Records from a data source:
+++++
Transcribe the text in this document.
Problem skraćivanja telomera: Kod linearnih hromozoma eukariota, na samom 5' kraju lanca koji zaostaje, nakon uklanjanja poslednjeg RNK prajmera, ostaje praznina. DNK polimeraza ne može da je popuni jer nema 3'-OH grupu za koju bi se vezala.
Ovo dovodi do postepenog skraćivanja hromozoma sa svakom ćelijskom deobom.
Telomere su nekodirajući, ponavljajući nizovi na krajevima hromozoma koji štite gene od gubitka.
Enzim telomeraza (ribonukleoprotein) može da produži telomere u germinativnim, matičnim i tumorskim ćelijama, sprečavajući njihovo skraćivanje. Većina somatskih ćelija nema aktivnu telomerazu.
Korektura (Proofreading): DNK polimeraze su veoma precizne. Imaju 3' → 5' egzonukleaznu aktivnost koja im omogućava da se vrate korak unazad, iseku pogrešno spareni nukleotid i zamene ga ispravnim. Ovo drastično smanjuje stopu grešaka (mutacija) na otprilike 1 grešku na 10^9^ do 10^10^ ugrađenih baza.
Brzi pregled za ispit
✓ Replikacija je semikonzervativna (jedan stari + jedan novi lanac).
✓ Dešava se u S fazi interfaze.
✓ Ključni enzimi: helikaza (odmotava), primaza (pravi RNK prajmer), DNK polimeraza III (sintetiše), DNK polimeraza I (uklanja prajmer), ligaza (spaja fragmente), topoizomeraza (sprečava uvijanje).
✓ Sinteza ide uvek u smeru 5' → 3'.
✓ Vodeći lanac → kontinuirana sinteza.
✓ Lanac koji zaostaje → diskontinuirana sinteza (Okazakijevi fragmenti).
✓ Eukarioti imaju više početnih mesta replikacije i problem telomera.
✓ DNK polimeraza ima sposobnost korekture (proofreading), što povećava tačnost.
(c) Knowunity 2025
+++++
WHAT IS NEEDED ▸ Pull out all lines of the data with the string "hromozoma".

ANSWER TO THIS TASK ▸
Problem skraćivanja telomera: Kod linearnih hromozoma eukariota, na samom 5' kraju lanca koji zaostaje, nakon uklanjanja poslednjeg RNK prajmera, ostaje praznina. DNK polimeraza ne može da je popuni jer nema 3'-OH grupu za koju bi se vezala.
Ovo dovodi do postepenog skraćivanja hromozoma sa svakom ćelijskom deobom.
Telomere su nekodirajući, ponavljajući nizovi na krajevima hromozoma koji štite gene od gubitka.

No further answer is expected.